• [DATA FOR THIS EXERCISE]:
((
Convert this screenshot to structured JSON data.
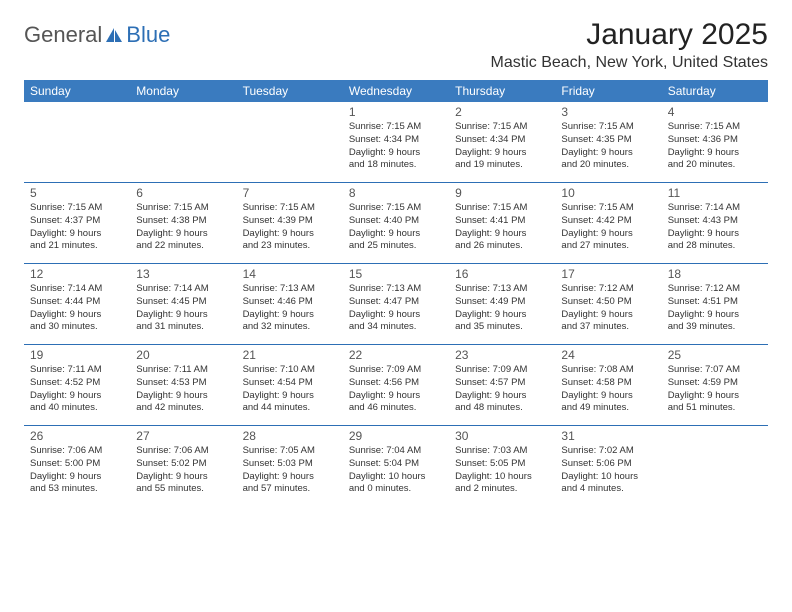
{
  "logo": {
    "part1": "General",
    "part2": "Blue"
  },
  "title": "January 2025",
  "location": "Mastic Beach, New York, United States",
  "colors": {
    "header_bg": "#3a7bbf",
    "header_text": "#ffffff",
    "divider": "#2d6fb5",
    "text": "#333333",
    "logo_gray": "#555555",
    "logo_blue": "#2d6fb5",
    "background": "#ffffff"
  },
  "calendar": {
    "type": "table",
    "day_labels": [
      "Sunday",
      "Monday",
      "Tuesday",
      "Wednesday",
      "Thursday",
      "Friday",
      "Saturday"
    ],
    "weeks": [
      [
        {
          "num": "",
          "lines": [
            "",
            "",
            "",
            ""
          ]
        },
        {
          "num": "",
          "lines": [
            "",
            "",
            "",
            ""
          ]
        },
        {
          "num": "",
          "lines": [
            "",
            "",
            "",
            ""
          ]
        },
        {
          "num": "1",
          "lines": [
            "Sunrise: 7:15 AM",
            "Sunset: 4:34 PM",
            "Daylight: 9 hours",
            "and 18 minutes."
          ]
        },
        {
          "num": "2",
          "lines": [
            "Sunrise: 7:15 AM",
            "Sunset: 4:34 PM",
            "Daylight: 9 hours",
            "and 19 minutes."
          ]
        },
        {
          "num": "3",
          "lines": [
            "Sunrise: 7:15 AM",
            "Sunset: 4:35 PM",
            "Daylight: 9 hours",
            "and 20 minutes."
          ]
        },
        {
          "num": "4",
          "lines": [
            "Sunrise: 7:15 AM",
            "Sunset: 4:36 PM",
            "Daylight: 9 hours",
            "and 20 minutes."
          ]
        }
      ],
      [
        {
          "num": "5",
          "lines": [
            "Sunrise: 7:15 AM",
            "Sunset: 4:37 PM",
            "Daylight: 9 hours",
            "and 21 minutes."
          ]
        },
        {
          "num": "6",
          "lines": [
            "Sunrise: 7:15 AM",
            "Sunset: 4:38 PM",
            "Daylight: 9 hours",
            "and 22 minutes."
          ]
        },
        {
          "num": "7",
          "lines": [
            "Sunrise: 7:15 AM",
            "Sunset: 4:39 PM",
            "Daylight: 9 hours",
            "and 23 minutes."
          ]
        },
        {
          "num": "8",
          "lines": [
            "Sunrise: 7:15 AM",
            "Sunset: 4:40 PM",
            "Daylight: 9 hours",
            "and 25 minutes."
          ]
        },
        {
          "num": "9",
          "lines": [
            "Sunrise: 7:15 AM",
            "Sunset: 4:41 PM",
            "Daylight: 9 hours",
            "and 26 minutes."
          ]
        },
        {
          "num": "10",
          "lines": [
            "Sunrise: 7:15 AM",
            "Sunset: 4:42 PM",
            "Daylight: 9 hours",
            "and 27 minutes."
          ]
        },
        {
          "num": "11",
          "lines": [
            "Sunrise: 7:14 AM",
            "Sunset: 4:43 PM",
            "Daylight: 9 hours",
            "and 28 minutes."
          ]
        }
      ],
      [
        {
          "num": "12",
          "lines": [
            "Sunrise: 7:14 AM",
            "Sunset: 4:44 PM",
            "Daylight: 9 hours",
            "and 30 minutes."
          ]
        },
        {
          "num": "13",
          "lines": [
            "Sunrise: 7:14 AM",
            "Sunset: 4:45 PM",
            "Daylight: 9 hours",
            "and 31 minutes."
          ]
        },
        {
          "num": "14",
          "lines": [
            "Sunrise: 7:13 AM",
            "Sunset: 4:46 PM",
            "Daylight: 9 hours",
            "and 32 minutes."
          ]
        },
        {
          "num": "15",
          "lines": [
            "Sunrise: 7:13 AM",
            "Sunset: 4:47 PM",
            "Daylight: 9 hours",
            "and 34 minutes."
          ]
        },
        {
          "num": "16",
          "lines": [
            "Sunrise: 7:13 AM",
            "Sunset: 4:49 PM",
            "Daylight: 9 hours",
            "and 35 minutes."
          ]
        },
        {
          "num": "17",
          "lines": [
            "Sunrise: 7:12 AM",
            "Sunset: 4:50 PM",
            "Daylight: 9 hours",
            "and 37 minutes."
          ]
        },
        {
          "num": "18",
          "lines": [
            "Sunrise: 7:12 AM",
            "Sunset: 4:51 PM",
            "Daylight: 9 hours",
            "and 39 minutes."
          ]
        }
      ],
      [
        {
          "num": "19",
          "lines": [
            "Sunrise: 7:11 AM",
            "Sunset: 4:52 PM",
            "Daylight: 9 hours",
            "and 40 minutes."
          ]
        },
        {
          "num": "20",
          "lines": [
            "Sunrise: 7:11 AM",
            "Sunset: 4:53 PM",
            "Daylight: 9 hours",
            "and 42 minutes."
          ]
        },
        {
          "num": "21",
          "lines": [
            "Sunrise: 7:10 AM",
            "Sunset: 4:54 PM",
            "Daylight: 9 hours",
            "and 44 minutes."
          ]
        },
        {
          "num": "22",
          "lines": [
            "Sunrise: 7:09 AM",
            "Sunset: 4:56 PM",
            "Daylight: 9 hours",
            "and 46 minutes."
          ]
        },
        {
          "num": "23",
          "lines": [
            "Sunrise: 7:09 AM",
            "Sunset: 4:57 PM",
            "Daylight: 9 hours",
            "and 48 minutes."
          ]
        },
        {
          "num": "24",
          "lines": [
            "Sunrise: 7:08 AM",
            "Sunset: 4:58 PM",
            "Daylight: 9 hours",
            "and 49 minutes."
          ]
        },
        {
          "num": "25",
          "lines": [
            "Sunrise: 7:07 AM",
            "Sunset: 4:59 PM",
            "Daylight: 9 hours",
            "and 51 minutes."
          ]
        }
      ],
      [
        {
          "num": "26",
          "lines": [
            "Sunrise: 7:06 AM",
            "Sunset: 5:00 PM",
            "Daylight: 9 hours",
            "and 53 minutes."
          ]
        },
        {
          "num": "27",
          "lines": [
            "Sunrise: 7:06 AM",
            "Sunset: 5:02 PM",
            "Daylight: 9 hours",
            "and 55 minutes."
          ]
        },
        {
          "num": "28",
          "lines": [
            "Sunrise: 7:05 AM",
            "Sunset: 5:03 PM",
            "Daylight: 9 hours",
            "and 57 minutes."
          ]
        },
        {
          "num": "29",
          "lines": [
            "Sunrise: 7:04 AM",
            "Sunset: 5:04 PM",
            "Daylight: 10 hours",
            "and 0 minutes."
          ]
        },
        {
          "num": "30",
          "lines": [
            "Sunrise: 7:03 AM",
            "Sunset: 5:05 PM",
            "Daylight: 10 hours",
            "and 2 minutes."
          ]
        },
        {
          "num": "31",
          "lines": [
            "Sunrise: 7:02 AM",
            "Sunset: 5:06 PM",
            "Daylight: 10 hours",
            "and 4 minutes."
          ]
        },
        {
          "num": "",
          "lines": [
            "",
            "",
            "",
            ""
          ]
        }
      ]
    ]
  }
}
))
• [CHALLENGE]: Write the full listing out again with every line unchanged, but include no pictures.

• [COMPLETED TASK]:
Convert this screenshot to structured JSON data.
{
  "logo": {
    "part1": "General",
    "part2": "Blue"
  },
  "title": "January 2025",
  "location": "Mastic Beach, New York, United States",
  "colors": {
    "header_bg": "#3a7bbf",
    "header_text": "#ffffff",
    "divider": "#2d6fb5",
    "text": "#333333",
    "logo_gray": "#555555",
    "logo_blue": "#2d6fb5",
    "background": "#ffffff"
  },
  "calendar": {
    "type": "table",
    "day_labels": [
      "Sunday",
      "Monday",
      "Tuesday",
      "Wednesday",
      "Thursday",
      "Friday",
      "Saturday"
    ],
    "weeks": [
      [
        {
          "num": "",
          "lines": [
            "",
            "",
            "",
            ""
          ]
        },
        {
          "num": "",
          "lines": [
            "",
            "",
            "",
            ""
          ]
        },
        {
          "num": "",
          "lines": [
            "",
            "",
            "",
            ""
          ]
        },
        {
          "num": "1",
          "lines": [
            "Sunrise: 7:15 AM",
            "Sunset: 4:34 PM",
            "Daylight: 9 hours",
            "and 18 minutes."
          ]
        },
        {
          "num": "2",
          "lines": [
            "Sunrise: 7:15 AM",
            "Sunset: 4:34 PM",
            "Daylight: 9 hours",
            "and 19 minutes."
          ]
        },
        {
          "num": "3",
          "lines": [
            "Sunrise: 7:15 AM",
            "Sunset: 4:35 PM",
            "Daylight: 9 hours",
            "and 20 minutes."
          ]
        },
        {
          "num": "4",
          "lines": [
            "Sunrise: 7:15 AM",
            "Sunset: 4:36 PM",
            "Daylight: 9 hours",
            "and 20 minutes."
          ]
        }
      ],
      [
        {
          "num": "5",
          "lines": [
            "Sunrise: 7:15 AM",
            "Sunset: 4:37 PM",
            "Daylight: 9 hours",
            "and 21 minutes."
          ]
        },
        {
          "num": "6",
          "lines": [
            "Sunrise: 7:15 AM",
            "Sunset: 4:38 PM",
            "Daylight: 9 hours",
            "and 22 minutes."
          ]
        },
        {
          "num": "7",
          "lines": [
            "Sunrise: 7:15 AM",
            "Sunset: 4:39 PM",
            "Daylight: 9 hours",
            "and 23 minutes."
          ]
        },
        {
          "num": "8",
          "lines": [
            "Sunrise: 7:15 AM",
            "Sunset: 4:40 PM",
            "Daylight: 9 hours",
            "and 25 minutes."
          ]
        },
        {
          "num": "9",
          "lines": [
            "Sunrise: 7:15 AM",
            "Sunset: 4:41 PM",
            "Daylight: 9 hours",
            "and 26 minutes."
          ]
        },
        {
          "num": "10",
          "lines": [
            "Sunrise: 7:15 AM",
            "Sunset: 4:42 PM",
            "Daylight: 9 hours",
            "and 27 minutes."
          ]
        },
        {
          "num": "11",
          "lines": [
            "Sunrise: 7:14 AM",
            "Sunset: 4:43 PM",
            "Daylight: 9 hours",
            "and 28 minutes."
          ]
        }
      ],
      [
        {
          "num": "12",
          "lines": [
            "Sunrise: 7:14 AM",
            "Sunset: 4:44 PM",
            "Daylight: 9 hours",
            "and 30 minutes."
          ]
        },
        {
          "num": "13",
          "lines": [
            "Sunrise: 7:14 AM",
            "Sunset: 4:45 PM",
            "Daylight: 9 hours",
            "and 31 minutes."
          ]
        },
        {
          "num": "14",
          "lines": [
            "Sunrise: 7:13 AM",
            "Sunset: 4:46 PM",
            "Daylight: 9 hours",
            "and 32 minutes."
          ]
        },
        {
          "num": "15",
          "lines": [
            "Sunrise: 7:13 AM",
            "Sunset: 4:47 PM",
            "Daylight: 9 hours",
            "and 34 minutes."
          ]
        },
        {
          "num": "16",
          "lines": [
            "Sunrise: 7:13 AM",
            "Sunset: 4:49 PM",
            "Daylight: 9 hours",
            "and 35 minutes."
          ]
        },
        {
          "num": "17",
          "lines": [
            "Sunrise: 7:12 AM",
            "Sunset: 4:50 PM",
            "Daylight: 9 hours",
            "and 37 minutes."
          ]
        },
        {
          "num": "18",
          "lines": [
            "Sunrise: 7:12 AM",
            "Sunset: 4:51 PM",
            "Daylight: 9 hours",
            "and 39 minutes."
          ]
        }
      ],
      [
        {
          "num": "19",
          "lines": [
            "Sunrise: 7:11 AM",
            "Sunset: 4:52 PM",
            "Daylight: 9 hours",
            "and 40 minutes."
          ]
        },
        {
          "num": "20",
          "lines": [
            "Sunrise: 7:11 AM",
            "Sunset: 4:53 PM",
            "Daylight: 9 hours",
            "and 42 minutes."
          ]
        },
        {
          "num": "21",
          "lines": [
            "Sunrise: 7:10 AM",
            "Sunset: 4:54 PM",
            "Daylight: 9 hours",
            "and 44 minutes."
          ]
        },
        {
          "num": "22",
          "lines": [
            "Sunrise: 7:09 AM",
            "Sunset: 4:56 PM",
            "Daylight: 9 hours",
            "and 46 minutes."
          ]
        },
        {
          "num": "23",
          "lines": [
            "Sunrise: 7:09 AM",
            "Sunset: 4:57 PM",
            "Daylight: 9 hours",
            "and 48 minutes."
          ]
        },
        {
          "num": "24",
          "lines": [
            "Sunrise: 7:08 AM",
            "Sunset: 4:58 PM",
            "Daylight: 9 hours",
            "and 49 minutes."
          ]
        },
        {
          "num": "25",
          "lines": [
            "Sunrise: 7:07 AM",
            "Sunset: 4:59 PM",
            "Daylight: 9 hours",
            "and 51 minutes."
          ]
        }
      ],
      [
        {
          "num": "26",
          "lines": [
            "Sunrise: 7:06 AM",
            "Sunset: 5:00 PM",
            "Daylight: 9 hours",
            "and 53 minutes."
          ]
        },
        {
          "num": "27",
          "lines": [
            "Sunrise: 7:06 AM",
            "Sunset: 5:02 PM",
            "Daylight: 9 hours",
            "and 55 minutes."
          ]
        },
        {
          "num": "28",
          "lines": [
            "Sunrise: 7:05 AM",
            "Sunset: 5:03 PM",
            "Daylight: 9 hours",
            "and 57 minutes."
          ]
        },
        {
          "num": "29",
          "lines": [
            "Sunrise: 7:04 AM",
            "Sunset: 5:04 PM",
            "Daylight: 10 hours",
            "and 0 minutes."
          ]
        },
        {
          "num": "30",
          "lines": [
            "Sunrise: 7:03 AM",
            "Sunset: 5:05 PM",
            "Daylight: 10 hours",
            "and 2 minutes."
          ]
        },
        {
          "num": "31",
          "lines": [
            "Sunrise: 7:02 AM",
            "Sunset: 5:06 PM",
            "Daylight: 10 hours",
            "and 4 minutes."
          ]
        },
        {
          "num": "",
          "lines": [
            "",
            "",
            "",
            ""
          ]
        }
      ]
    ]
  }
}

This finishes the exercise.